Entries with figure data
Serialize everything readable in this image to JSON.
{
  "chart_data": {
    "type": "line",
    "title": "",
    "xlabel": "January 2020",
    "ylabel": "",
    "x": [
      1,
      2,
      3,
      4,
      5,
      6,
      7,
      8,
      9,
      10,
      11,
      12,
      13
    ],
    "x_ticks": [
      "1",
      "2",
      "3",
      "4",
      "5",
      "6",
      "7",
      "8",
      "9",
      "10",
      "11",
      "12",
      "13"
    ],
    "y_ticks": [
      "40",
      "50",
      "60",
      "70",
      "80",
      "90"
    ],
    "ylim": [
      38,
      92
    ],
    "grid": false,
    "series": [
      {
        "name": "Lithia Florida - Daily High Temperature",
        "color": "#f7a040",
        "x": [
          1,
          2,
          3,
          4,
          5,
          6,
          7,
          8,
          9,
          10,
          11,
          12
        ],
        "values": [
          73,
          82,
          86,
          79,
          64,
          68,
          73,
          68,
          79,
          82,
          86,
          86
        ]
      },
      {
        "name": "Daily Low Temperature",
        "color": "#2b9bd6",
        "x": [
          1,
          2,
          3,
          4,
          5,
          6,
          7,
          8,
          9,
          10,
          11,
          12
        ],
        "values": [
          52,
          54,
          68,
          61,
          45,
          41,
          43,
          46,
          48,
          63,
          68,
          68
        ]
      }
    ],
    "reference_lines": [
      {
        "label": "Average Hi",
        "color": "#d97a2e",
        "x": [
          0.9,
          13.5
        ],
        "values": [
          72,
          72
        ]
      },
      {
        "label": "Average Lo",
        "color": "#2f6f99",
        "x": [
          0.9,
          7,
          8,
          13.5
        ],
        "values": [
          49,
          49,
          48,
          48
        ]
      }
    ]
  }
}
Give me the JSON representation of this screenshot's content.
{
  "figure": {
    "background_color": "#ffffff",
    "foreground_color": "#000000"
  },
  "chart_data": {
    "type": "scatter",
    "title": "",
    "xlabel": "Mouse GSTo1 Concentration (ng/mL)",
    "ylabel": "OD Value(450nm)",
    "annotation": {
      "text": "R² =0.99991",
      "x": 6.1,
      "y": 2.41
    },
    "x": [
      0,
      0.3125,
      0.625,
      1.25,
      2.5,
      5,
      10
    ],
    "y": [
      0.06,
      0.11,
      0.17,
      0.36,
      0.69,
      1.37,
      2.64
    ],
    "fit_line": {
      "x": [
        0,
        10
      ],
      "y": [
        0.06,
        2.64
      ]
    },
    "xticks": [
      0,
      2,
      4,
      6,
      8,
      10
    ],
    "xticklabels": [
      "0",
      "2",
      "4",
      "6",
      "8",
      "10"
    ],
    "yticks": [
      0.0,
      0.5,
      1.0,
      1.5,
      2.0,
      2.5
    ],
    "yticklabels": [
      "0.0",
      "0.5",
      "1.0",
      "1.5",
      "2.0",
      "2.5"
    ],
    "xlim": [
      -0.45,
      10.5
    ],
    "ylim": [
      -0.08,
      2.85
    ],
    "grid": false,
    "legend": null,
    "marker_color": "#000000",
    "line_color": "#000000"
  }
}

▶ _EXERCISE REQUIREMENTS_:
All of the entries above must be quoted exactly.

▶ _TASK OUTPUT_:
Serialize everything readable in this image to JSON.
{
  "chart_data": {
    "type": "line",
    "title": "",
    "xlabel": "January 2020",
    "ylabel": "",
    "x": [
      1,
      2,
      3,
      4,
      5,
      6,
      7,
      8,
      9,
      10,
      11,
      12,
      13
    ],
    "x_ticks": [
      "1",
      "2",
      "3",
      "4",
      "5",
      "6",
      "7",
      "8",
      "9",
      "10",
      "11",
      "12",
      "13"
    ],
    "y_ticks": [
      "40",
      "50",
      "60",
      "70",
      "80",
      "90"
    ],
    "ylim": [
      38,
      92
    ],
    "grid": false,
    "series": [
      {
        "name": "Lithia Florida - Daily High Temperature",
        "color": "#f7a040",
        "x": [
          1,
          2,
          3,
          4,
          5,
          6,
          7,
          8,
          9,
          10,
          11,
          12
        ],
        "values": [
          73,
          82,
          86,
          79,
          64,
          68,
          73,
          68,
          79,
          82,
          86,
          86
        ]
      },
      {
        "name": "Daily Low Temperature",
        "color": "#2b9bd6",
        "x": [
          1,
          2,
          3,
          4,
          5,
          6,
          7,
          8,
          9,
          10,
          11,
          12
        ],
        "values": [
          52,
          54,
          68,
          61,
          45,
          41,
          43,
          46,
          48,
          63,
          68,
          68
        ]
      }
    ],
    "reference_lines": [
      {
        "label": "Average Hi",
        "color": "#d97a2e",
        "x": [
          0.9,
          13.5
        ],
        "values": [
          72,
          72
        ]
      },
      {
        "label": "Average Lo",
        "color": "#2f6f99",
        "x": [
          0.9,
          7,
          8,
          13.5
        ],
        "values": [
          49,
          49,
          48,
          48
        ]
      }
    ]
  }
}
Give me the JSON representation of this screenshot's content.
{
  "figure": {
    "background_color": "#ffffff",
    "foreground_color": "#000000"
  },
  "chart_data": {
    "type": "scatter",
    "title": "",
    "xlabel": "Mouse GSTo1 Concentration (ng/mL)",
    "ylabel": "OD Value(450nm)",
    "annotation": {
      "text": "R² =0.99991",
      "x": 6.1,
      "y": 2.41
    },
    "x": [
      0,
      0.3125,
      0.625,
      1.25,
      2.5,
      5,
      10
    ],
    "y": [
      0.06,
      0.11,
      0.17,
      0.36,
      0.69,
      1.37,
      2.64
    ],
    "fit_line": {
      "x": [
        0,
        10
      ],
      "y": [
        0.06,
        2.64
      ]
    },
    "xticks": [
      0,
      2,
      4,
      6,
      8,
      10
    ],
    "xticklabels": [
      "0",
      "2",
      "4",
      "6",
      "8",
      "10"
    ],
    "yticks": [
      0.0,
      0.5,
      1.0,
      1.5,
      2.0,
      2.5
    ],
    "yticklabels": [
      "0.0",
      "0.5",
      "1.0",
      "1.5",
      "2.0",
      "2.5"
    ],
    "xlim": [
      -0.45,
      10.5
    ],
    "ylim": [
      -0.08,
      2.85
    ],
    "grid": false,
    "legend": null,
    "marker_color": "#000000",
    "line_color": "#000000"
  }
}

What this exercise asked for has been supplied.